((

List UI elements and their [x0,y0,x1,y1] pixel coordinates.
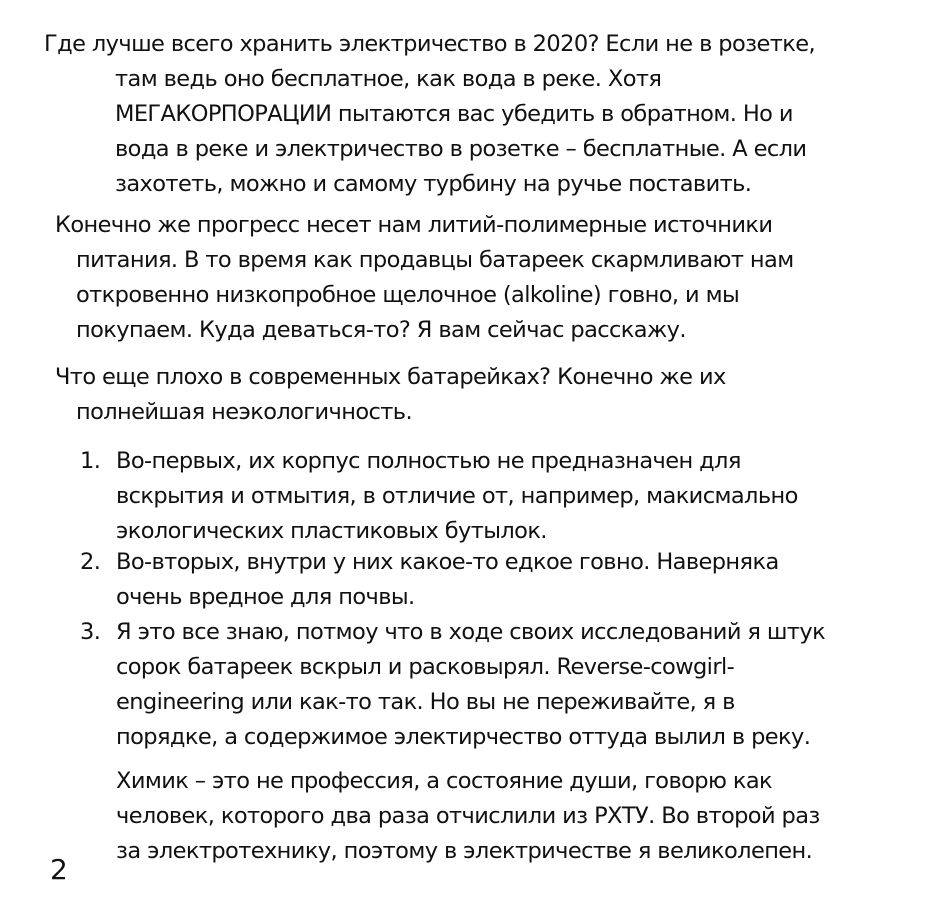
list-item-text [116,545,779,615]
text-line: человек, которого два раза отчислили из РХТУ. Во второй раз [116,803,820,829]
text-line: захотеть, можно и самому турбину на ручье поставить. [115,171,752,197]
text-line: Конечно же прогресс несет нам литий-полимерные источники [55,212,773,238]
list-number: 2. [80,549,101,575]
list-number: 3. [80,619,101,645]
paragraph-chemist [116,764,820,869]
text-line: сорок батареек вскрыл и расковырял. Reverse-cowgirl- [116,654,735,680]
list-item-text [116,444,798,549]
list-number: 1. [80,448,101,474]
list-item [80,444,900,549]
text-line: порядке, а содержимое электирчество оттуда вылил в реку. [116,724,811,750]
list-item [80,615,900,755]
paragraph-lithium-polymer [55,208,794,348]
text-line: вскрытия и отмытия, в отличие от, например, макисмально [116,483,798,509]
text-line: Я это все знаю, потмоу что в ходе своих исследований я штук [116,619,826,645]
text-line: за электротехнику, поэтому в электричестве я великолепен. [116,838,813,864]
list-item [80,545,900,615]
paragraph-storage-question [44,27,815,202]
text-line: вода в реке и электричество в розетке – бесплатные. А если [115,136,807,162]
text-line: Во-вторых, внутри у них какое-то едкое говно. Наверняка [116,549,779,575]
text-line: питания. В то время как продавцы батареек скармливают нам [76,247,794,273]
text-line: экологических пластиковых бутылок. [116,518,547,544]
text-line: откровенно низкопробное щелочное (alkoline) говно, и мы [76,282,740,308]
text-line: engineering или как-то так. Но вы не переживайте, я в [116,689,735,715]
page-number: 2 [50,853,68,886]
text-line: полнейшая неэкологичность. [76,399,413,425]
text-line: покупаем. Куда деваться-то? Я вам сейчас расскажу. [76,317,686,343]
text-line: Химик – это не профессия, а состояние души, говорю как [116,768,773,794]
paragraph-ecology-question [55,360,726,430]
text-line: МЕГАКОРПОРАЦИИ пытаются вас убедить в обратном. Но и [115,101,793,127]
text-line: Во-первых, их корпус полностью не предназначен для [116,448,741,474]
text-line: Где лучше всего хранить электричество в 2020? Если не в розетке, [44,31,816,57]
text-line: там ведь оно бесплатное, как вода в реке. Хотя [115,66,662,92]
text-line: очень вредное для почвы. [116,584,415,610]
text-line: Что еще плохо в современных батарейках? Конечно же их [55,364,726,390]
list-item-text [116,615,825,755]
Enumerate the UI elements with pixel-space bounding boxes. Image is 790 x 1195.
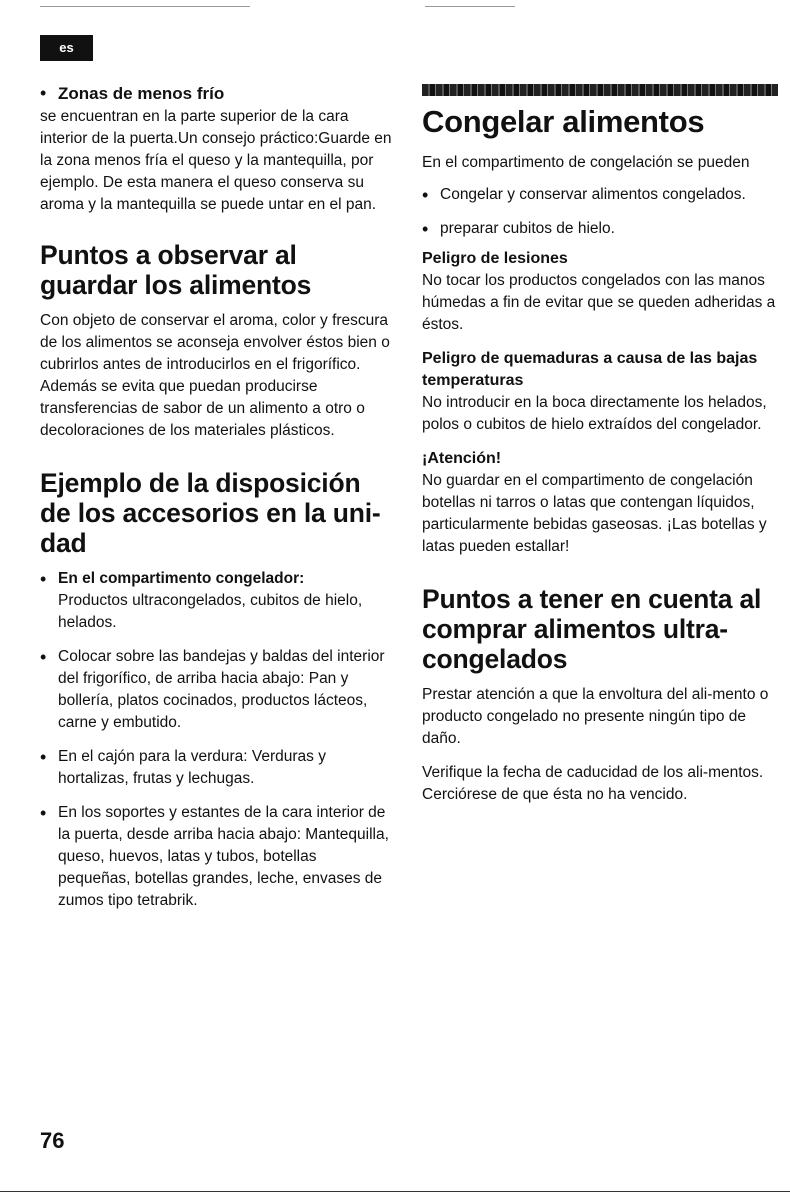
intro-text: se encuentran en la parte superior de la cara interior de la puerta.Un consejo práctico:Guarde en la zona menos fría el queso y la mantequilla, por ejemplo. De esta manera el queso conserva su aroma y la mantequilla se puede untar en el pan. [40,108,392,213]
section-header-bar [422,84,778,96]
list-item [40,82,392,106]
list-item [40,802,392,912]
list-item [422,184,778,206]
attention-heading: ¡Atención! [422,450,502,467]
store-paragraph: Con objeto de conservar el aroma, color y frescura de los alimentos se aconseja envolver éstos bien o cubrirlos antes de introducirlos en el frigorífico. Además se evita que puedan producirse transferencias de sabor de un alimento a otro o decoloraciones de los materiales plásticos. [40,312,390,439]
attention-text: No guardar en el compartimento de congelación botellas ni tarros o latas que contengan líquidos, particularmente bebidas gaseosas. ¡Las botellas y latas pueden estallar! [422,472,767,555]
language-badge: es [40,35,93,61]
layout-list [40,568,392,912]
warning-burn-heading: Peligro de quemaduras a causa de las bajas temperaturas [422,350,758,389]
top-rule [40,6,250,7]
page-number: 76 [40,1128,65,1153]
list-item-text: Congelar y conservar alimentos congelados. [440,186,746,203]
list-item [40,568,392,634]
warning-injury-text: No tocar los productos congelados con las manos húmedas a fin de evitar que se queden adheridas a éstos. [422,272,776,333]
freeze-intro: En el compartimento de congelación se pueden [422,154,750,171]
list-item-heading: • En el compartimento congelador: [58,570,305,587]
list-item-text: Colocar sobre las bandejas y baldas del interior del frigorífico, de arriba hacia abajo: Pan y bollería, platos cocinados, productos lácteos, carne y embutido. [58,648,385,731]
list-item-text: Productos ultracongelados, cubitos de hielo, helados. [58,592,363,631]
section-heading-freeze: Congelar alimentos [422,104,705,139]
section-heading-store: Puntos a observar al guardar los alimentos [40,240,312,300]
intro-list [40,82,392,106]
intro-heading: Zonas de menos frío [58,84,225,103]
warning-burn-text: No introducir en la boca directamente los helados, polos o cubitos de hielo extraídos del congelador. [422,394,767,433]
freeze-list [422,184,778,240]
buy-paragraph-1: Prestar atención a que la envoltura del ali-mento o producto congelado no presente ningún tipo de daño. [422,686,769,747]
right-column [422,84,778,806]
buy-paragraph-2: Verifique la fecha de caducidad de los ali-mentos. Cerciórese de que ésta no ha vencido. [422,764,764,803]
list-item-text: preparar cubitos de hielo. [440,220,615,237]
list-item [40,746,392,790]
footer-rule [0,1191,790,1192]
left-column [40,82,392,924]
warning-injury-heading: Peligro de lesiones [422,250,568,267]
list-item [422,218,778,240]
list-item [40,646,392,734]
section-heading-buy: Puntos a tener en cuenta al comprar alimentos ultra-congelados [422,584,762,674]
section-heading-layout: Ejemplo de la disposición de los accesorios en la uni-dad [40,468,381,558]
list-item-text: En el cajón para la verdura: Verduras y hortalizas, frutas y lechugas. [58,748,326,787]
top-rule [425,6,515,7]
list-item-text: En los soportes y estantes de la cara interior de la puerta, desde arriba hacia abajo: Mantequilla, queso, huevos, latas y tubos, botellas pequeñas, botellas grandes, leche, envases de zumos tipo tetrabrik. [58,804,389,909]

))

## THE EXERCISE
Change "list-number" to "item-number" in the records, starting at the line that contains "list-item-text [116,545,779,615]" and ending at the line that contains "paragraph-chemist [116,764,820,869]". Give back only those lines, otherwise unchanged.

## OUTPUT FOR THIS TASK
list-item-text [116,545,779,615]
text-line: человек, которого два раза отчислили из РХТУ. Во второй раз [116,803,820,829]
text-line: захотеть, можно и самому турбину на ручье поставить. [115,171,752,197]
text-line: Конечно же прогресс несет нам литий-полимерные источники [55,212,773,238]
item-number: 2. [80,549,101,575]
item-number: 3. [80,619,101,645]
paragraph-chemist [116,764,820,869]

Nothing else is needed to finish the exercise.